#### [GIVEN DATA]
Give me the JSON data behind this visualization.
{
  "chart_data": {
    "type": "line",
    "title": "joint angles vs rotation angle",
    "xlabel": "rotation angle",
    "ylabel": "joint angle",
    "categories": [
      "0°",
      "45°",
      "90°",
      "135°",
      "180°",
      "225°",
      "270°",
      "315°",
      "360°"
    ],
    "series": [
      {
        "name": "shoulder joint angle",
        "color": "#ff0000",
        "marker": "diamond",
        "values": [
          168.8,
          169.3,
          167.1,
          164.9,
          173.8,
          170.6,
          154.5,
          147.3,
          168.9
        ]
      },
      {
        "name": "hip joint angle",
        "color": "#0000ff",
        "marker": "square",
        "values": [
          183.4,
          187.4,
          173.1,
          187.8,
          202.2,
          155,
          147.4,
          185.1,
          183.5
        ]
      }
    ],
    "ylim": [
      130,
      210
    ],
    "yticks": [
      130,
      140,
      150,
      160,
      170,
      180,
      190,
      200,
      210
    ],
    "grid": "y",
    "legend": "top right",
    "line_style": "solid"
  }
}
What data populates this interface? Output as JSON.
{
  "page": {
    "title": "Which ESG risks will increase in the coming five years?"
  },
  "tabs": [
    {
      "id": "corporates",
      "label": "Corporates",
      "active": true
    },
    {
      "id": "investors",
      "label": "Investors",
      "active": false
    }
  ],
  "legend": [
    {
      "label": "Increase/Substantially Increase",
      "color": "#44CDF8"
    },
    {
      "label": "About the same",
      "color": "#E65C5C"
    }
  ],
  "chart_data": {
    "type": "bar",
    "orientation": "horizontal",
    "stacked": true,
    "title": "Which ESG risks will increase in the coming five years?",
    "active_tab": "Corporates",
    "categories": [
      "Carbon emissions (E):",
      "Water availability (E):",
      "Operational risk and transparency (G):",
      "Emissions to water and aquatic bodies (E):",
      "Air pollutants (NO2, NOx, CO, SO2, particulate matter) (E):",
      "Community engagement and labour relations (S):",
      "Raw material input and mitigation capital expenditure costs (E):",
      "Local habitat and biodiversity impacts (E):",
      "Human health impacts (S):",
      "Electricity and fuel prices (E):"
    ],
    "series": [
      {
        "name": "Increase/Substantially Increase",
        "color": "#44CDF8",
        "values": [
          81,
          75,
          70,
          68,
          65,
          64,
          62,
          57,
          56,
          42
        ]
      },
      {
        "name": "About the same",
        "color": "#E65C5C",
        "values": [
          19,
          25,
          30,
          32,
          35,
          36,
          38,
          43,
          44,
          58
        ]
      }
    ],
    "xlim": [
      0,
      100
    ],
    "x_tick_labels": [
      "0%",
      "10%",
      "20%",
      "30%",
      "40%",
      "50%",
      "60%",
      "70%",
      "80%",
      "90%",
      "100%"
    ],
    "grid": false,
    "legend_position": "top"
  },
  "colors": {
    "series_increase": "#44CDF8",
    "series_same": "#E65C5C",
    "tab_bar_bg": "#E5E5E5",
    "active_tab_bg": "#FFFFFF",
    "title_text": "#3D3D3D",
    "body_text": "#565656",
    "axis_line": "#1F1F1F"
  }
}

#### [DESCRIPTION OF THE TASK]
Look through the entries above for the word "impacts". Copy every line where it shows up.

#### [TASK RESULT]
      "Local habitat and biodiversity impacts (E):",
      "Human health impacts (S):",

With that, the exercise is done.